## Requirement
Pull each line holding "CORRELATION" out of the entries below.

## Available records

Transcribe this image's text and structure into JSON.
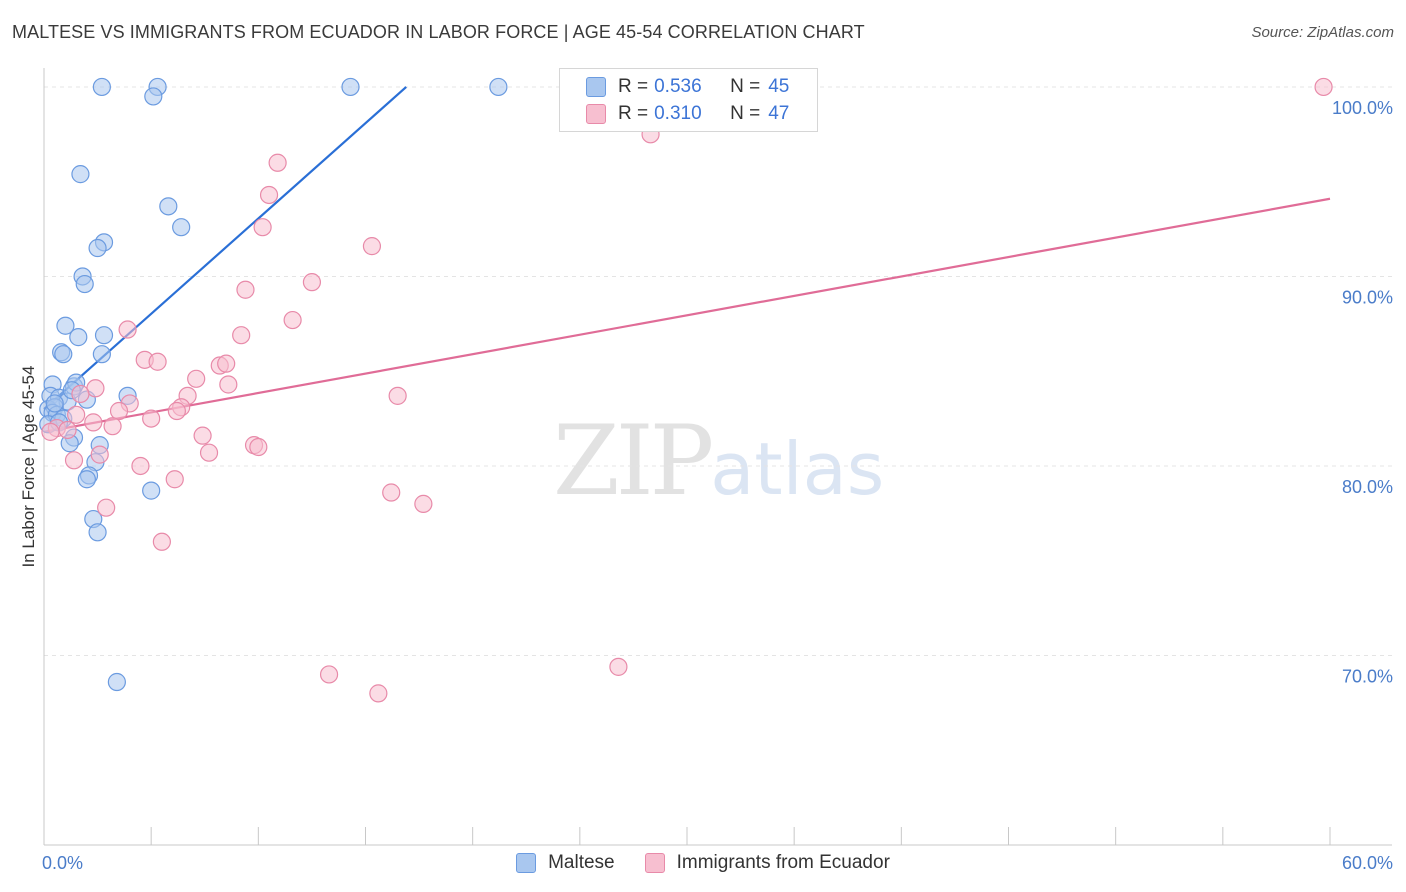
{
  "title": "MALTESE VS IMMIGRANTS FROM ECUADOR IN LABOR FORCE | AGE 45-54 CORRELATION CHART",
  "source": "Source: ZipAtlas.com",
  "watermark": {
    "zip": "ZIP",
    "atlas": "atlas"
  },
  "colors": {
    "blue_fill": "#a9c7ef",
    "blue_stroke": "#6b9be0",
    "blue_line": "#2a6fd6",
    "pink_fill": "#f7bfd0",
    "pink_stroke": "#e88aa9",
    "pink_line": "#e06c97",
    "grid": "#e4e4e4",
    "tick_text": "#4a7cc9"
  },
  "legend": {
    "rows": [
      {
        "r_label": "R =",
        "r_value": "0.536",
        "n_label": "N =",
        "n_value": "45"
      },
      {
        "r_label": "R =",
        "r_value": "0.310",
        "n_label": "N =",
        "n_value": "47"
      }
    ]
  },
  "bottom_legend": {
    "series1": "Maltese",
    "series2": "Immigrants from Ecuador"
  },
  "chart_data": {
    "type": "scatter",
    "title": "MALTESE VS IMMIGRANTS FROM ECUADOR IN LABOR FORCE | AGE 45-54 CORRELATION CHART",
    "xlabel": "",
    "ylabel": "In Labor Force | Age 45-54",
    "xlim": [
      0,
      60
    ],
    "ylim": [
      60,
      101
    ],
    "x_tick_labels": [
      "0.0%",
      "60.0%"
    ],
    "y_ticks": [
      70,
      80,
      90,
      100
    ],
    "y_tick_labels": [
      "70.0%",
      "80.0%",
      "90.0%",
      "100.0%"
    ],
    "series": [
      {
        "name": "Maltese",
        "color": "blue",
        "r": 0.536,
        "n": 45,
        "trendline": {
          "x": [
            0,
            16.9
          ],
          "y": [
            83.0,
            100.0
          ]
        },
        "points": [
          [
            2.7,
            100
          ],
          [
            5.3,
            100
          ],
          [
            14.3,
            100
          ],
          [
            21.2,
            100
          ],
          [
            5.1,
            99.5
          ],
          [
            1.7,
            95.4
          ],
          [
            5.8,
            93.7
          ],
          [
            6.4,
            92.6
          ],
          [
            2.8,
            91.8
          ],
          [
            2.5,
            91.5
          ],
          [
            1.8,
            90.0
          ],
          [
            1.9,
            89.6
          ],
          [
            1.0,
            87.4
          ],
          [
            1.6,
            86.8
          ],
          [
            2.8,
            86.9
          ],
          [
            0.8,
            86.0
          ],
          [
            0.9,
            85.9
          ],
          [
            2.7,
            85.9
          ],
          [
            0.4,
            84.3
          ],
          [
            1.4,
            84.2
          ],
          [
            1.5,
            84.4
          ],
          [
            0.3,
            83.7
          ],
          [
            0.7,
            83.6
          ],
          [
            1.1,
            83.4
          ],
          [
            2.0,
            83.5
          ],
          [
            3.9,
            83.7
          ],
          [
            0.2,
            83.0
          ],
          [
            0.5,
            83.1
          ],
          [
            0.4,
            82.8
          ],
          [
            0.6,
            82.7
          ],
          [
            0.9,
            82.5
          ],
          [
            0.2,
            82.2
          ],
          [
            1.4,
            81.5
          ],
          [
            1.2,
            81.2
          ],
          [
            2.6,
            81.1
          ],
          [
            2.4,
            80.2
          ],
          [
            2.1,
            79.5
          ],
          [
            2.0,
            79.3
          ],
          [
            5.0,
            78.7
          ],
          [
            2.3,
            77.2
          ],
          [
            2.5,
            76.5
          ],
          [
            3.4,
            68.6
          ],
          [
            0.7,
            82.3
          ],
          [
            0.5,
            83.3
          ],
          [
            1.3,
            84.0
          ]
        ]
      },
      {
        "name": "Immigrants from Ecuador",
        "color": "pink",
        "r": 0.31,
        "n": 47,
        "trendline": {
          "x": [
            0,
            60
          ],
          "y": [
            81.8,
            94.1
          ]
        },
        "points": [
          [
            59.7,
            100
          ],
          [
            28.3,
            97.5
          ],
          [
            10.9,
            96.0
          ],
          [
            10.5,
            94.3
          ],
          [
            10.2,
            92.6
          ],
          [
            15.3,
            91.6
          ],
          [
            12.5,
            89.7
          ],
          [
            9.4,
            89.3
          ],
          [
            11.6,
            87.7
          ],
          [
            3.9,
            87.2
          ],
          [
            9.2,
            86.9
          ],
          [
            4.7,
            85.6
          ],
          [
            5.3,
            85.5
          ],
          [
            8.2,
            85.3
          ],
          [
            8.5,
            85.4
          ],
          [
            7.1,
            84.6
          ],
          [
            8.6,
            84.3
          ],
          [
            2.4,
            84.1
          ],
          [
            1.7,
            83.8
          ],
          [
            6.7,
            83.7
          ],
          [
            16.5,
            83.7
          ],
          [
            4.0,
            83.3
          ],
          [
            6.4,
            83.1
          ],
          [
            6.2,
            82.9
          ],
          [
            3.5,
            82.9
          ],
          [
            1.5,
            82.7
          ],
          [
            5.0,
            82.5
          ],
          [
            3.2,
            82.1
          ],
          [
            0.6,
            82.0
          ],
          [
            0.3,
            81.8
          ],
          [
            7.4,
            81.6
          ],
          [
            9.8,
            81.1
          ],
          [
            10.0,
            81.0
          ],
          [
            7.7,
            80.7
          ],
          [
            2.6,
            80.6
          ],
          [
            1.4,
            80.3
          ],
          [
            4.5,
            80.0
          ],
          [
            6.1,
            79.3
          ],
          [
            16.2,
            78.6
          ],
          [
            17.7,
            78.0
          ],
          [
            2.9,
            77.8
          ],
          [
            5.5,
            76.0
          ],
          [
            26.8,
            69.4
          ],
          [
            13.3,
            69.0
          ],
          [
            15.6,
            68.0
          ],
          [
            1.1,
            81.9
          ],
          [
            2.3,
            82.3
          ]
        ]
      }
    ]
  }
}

## Result
  "title": "MALTESE VS IMMIGRANTS FROM ECUADOR IN LABOR FORCE | AGE 45-54 CORRELATION CHART",
    "title": "MALTESE VS IMMIGRANTS FROM ECUADOR IN LABOR FORCE | AGE 45-54 CORRELATION CHART",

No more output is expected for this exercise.